* START RECORDS FOR THIS TASK *
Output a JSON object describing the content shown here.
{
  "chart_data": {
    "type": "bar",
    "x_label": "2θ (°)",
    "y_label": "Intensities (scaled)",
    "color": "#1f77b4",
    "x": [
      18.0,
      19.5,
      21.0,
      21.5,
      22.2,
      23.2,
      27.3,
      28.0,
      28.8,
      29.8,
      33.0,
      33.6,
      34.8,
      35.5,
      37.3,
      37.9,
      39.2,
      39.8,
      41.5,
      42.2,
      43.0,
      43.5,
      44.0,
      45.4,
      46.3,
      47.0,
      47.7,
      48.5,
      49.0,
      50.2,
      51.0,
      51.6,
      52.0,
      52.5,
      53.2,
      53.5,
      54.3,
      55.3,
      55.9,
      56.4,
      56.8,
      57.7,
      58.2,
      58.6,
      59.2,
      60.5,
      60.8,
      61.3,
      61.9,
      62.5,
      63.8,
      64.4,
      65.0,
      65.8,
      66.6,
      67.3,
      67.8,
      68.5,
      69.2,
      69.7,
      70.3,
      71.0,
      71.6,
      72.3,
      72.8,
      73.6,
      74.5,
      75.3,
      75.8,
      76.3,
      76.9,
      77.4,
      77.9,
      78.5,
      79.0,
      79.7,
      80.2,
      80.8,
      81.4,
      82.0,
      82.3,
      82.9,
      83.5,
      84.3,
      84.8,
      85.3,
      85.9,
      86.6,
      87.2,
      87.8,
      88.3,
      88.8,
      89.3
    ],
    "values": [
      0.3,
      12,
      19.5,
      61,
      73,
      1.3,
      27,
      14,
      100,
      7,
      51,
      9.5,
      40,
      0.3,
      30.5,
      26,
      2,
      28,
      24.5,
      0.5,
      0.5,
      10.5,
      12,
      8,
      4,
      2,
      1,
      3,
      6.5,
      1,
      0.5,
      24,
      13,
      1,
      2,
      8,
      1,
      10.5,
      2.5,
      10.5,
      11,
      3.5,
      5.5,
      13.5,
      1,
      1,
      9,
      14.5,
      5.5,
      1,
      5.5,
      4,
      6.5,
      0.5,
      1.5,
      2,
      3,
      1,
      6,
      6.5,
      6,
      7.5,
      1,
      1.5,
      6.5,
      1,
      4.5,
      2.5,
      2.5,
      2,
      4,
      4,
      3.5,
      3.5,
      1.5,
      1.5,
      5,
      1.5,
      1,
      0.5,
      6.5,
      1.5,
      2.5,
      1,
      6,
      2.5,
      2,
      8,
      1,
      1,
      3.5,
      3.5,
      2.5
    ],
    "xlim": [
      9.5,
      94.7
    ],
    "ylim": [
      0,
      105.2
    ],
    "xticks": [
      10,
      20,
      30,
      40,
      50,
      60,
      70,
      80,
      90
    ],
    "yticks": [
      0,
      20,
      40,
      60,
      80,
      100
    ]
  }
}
* END RECORDS FOR THIS TASK *
§ WRITTEN EXERCISE
Extract each entry in full, exactly as given.

§ REPLY TO THE TASK
Output a JSON object describing the content shown here.
{
  "chart_data": {
    "type": "bar",
    "x_label": "2θ (°)",
    "y_label": "Intensities (scaled)",
    "color": "#1f77b4",
    "x": [
      18.0,
      19.5,
      21.0,
      21.5,
      22.2,
      23.2,
      27.3,
      28.0,
      28.8,
      29.8,
      33.0,
      33.6,
      34.8,
      35.5,
      37.3,
      37.9,
      39.2,
      39.8,
      41.5,
      42.2,
      43.0,
      43.5,
      44.0,
      45.4,
      46.3,
      47.0,
      47.7,
      48.5,
      49.0,
      50.2,
      51.0,
      51.6,
      52.0,
      52.5,
      53.2,
      53.5,
      54.3,
      55.3,
      55.9,
      56.4,
      56.8,
      57.7,
      58.2,
      58.6,
      59.2,
      60.5,
      60.8,
      61.3,
      61.9,
      62.5,
      63.8,
      64.4,
      65.0,
      65.8,
      66.6,
      67.3,
      67.8,
      68.5,
      69.2,
      69.7,
      70.3,
      71.0,
      71.6,
      72.3,
      72.8,
      73.6,
      74.5,
      75.3,
      75.8,
      76.3,
      76.9,
      77.4,
      77.9,
      78.5,
      79.0,
      79.7,
      80.2,
      80.8,
      81.4,
      82.0,
      82.3,
      82.9,
      83.5,
      84.3,
      84.8,
      85.3,
      85.9,
      86.6,
      87.2,
      87.8,
      88.3,
      88.8,
      89.3
    ],
    "values": [
      0.3,
      12,
      19.5,
      61,
      73,
      1.3,
      27,
      14,
      100,
      7,
      51,
      9.5,
      40,
      0.3,
      30.5,
      26,
      2,
      28,
      24.5,
      0.5,
      0.5,
      10.5,
      12,
      8,
      4,
      2,
      1,
      3,
      6.5,
      1,
      0.5,
      24,
      13,
      1,
      2,
      8,
      1,
      10.5,
      2.5,
      10.5,
      11,
      3.5,
      5.5,
      13.5,
      1,
      1,
      9,
      14.5,
      5.5,
      1,
      5.5,
      4,
      6.5,
      0.5,
      1.5,
      2,
      3,
      1,
      6,
      6.5,
      6,
      7.5,
      1,
      1.5,
      6.5,
      1,
      4.5,
      2.5,
      2.5,
      2,
      4,
      4,
      3.5,
      3.5,
      1.5,
      1.5,
      5,
      1.5,
      1,
      0.5,
      6.5,
      1.5,
      2.5,
      1,
      6,
      2.5,
      2,
      8,
      1,
      1,
      3.5,
      3.5,
      2.5
    ],
    "xlim": [
      9.5,
      94.7
    ],
    "ylim": [
      0,
      105.2
    ],
    "xticks": [
      10,
      20,
      30,
      40,
      50,
      60,
      70,
      80,
      90
    ],
    "yticks": [
      0,
      20,
      40,
      60,
      80,
      100
    ]
  }
}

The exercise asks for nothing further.